What the exercise asks >> Every record must appear in your copy exactly as written, with no pictures.

Supplied records >>
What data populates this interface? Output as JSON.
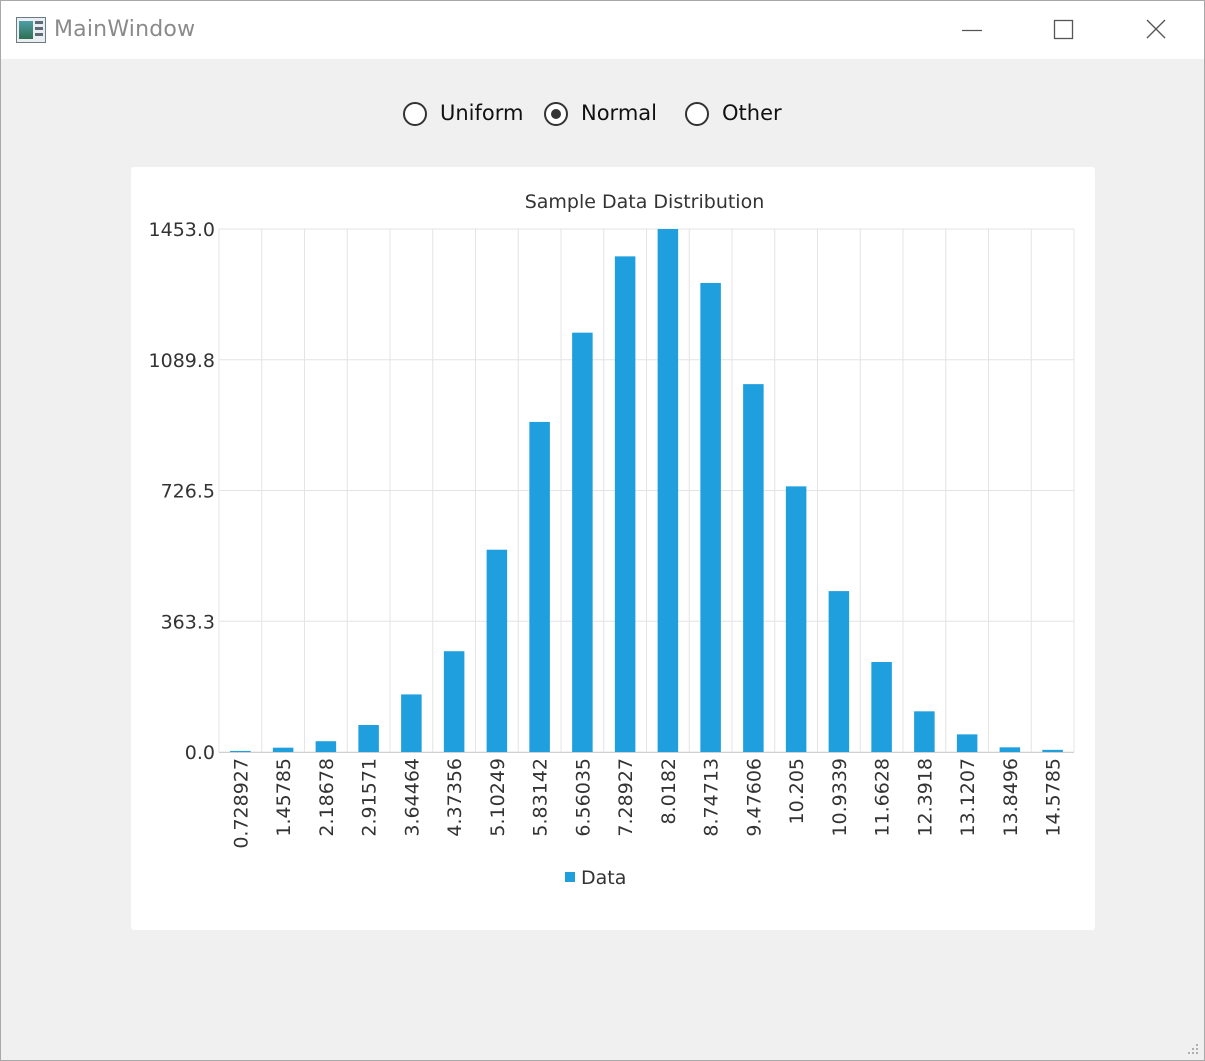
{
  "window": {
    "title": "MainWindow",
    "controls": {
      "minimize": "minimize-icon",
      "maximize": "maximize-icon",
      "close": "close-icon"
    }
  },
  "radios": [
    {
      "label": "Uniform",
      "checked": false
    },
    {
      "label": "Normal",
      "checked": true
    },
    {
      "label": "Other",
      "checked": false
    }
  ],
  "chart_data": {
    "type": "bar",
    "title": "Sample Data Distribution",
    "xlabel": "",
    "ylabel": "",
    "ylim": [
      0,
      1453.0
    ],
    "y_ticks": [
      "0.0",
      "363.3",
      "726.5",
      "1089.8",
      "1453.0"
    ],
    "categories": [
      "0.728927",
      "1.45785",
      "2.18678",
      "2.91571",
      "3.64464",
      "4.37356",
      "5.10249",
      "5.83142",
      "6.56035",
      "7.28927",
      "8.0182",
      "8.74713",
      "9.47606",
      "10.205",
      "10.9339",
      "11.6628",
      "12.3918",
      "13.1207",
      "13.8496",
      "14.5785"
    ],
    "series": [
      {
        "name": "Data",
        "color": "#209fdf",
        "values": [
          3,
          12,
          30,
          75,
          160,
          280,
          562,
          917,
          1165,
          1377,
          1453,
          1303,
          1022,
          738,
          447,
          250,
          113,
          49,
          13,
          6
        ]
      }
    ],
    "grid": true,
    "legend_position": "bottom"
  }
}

Task solution >>
What data populates this interface? Output as JSON.
{
  "window": {
    "title": "MainWindow",
    "controls": {
      "minimize": "minimize-icon",
      "maximize": "maximize-icon",
      "close": "close-icon"
    }
  },
  "radios": [
    {
      "label": "Uniform",
      "checked": false
    },
    {
      "label": "Normal",
      "checked": true
    },
    {
      "label": "Other",
      "checked": false
    }
  ],
  "chart_data": {
    "type": "bar",
    "title": "Sample Data Distribution",
    "xlabel": "",
    "ylabel": "",
    "ylim": [
      0,
      1453.0
    ],
    "y_ticks": [
      "0.0",
      "363.3",
      "726.5",
      "1089.8",
      "1453.0"
    ],
    "categories": [
      "0.728927",
      "1.45785",
      "2.18678",
      "2.91571",
      "3.64464",
      "4.37356",
      "5.10249",
      "5.83142",
      "6.56035",
      "7.28927",
      "8.0182",
      "8.74713",
      "9.47606",
      "10.205",
      "10.9339",
      "11.6628",
      "12.3918",
      "13.1207",
      "13.8496",
      "14.5785"
    ],
    "series": [
      {
        "name": "Data",
        "color": "#209fdf",
        "values": [
          3,
          12,
          30,
          75,
          160,
          280,
          562,
          917,
          1165,
          1377,
          1453,
          1303,
          1022,
          738,
          447,
          250,
          113,
          49,
          13,
          6
        ]
      }
    ],
    "grid": true,
    "legend_position": "bottom"
  }
}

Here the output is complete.